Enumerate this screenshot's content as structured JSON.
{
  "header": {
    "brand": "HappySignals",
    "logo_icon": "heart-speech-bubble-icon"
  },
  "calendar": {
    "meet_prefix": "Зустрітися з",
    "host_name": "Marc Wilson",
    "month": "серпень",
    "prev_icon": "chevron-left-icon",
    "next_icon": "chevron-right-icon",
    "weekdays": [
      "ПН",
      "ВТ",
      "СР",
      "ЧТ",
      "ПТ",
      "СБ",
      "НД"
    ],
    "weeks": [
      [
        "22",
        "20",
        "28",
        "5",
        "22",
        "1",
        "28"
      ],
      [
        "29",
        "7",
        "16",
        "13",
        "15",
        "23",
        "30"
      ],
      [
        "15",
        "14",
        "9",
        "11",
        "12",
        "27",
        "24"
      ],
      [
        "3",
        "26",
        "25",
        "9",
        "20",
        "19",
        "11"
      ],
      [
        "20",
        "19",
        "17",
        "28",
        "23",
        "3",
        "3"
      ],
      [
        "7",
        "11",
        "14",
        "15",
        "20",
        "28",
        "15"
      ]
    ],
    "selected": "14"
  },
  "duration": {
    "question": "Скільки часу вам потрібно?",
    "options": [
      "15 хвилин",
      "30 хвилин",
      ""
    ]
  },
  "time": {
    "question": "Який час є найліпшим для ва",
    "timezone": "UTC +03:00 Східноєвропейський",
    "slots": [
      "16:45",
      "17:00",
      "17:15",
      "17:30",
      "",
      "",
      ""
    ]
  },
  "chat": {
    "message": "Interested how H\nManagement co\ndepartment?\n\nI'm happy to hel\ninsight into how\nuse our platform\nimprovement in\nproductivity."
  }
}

● **Description of the task**
From the listing, copy each line containing the word "question".

● **Final result**
    "question": "Скільки часу вам потрібно?",
    "question": "Який час є найліпшим для ва",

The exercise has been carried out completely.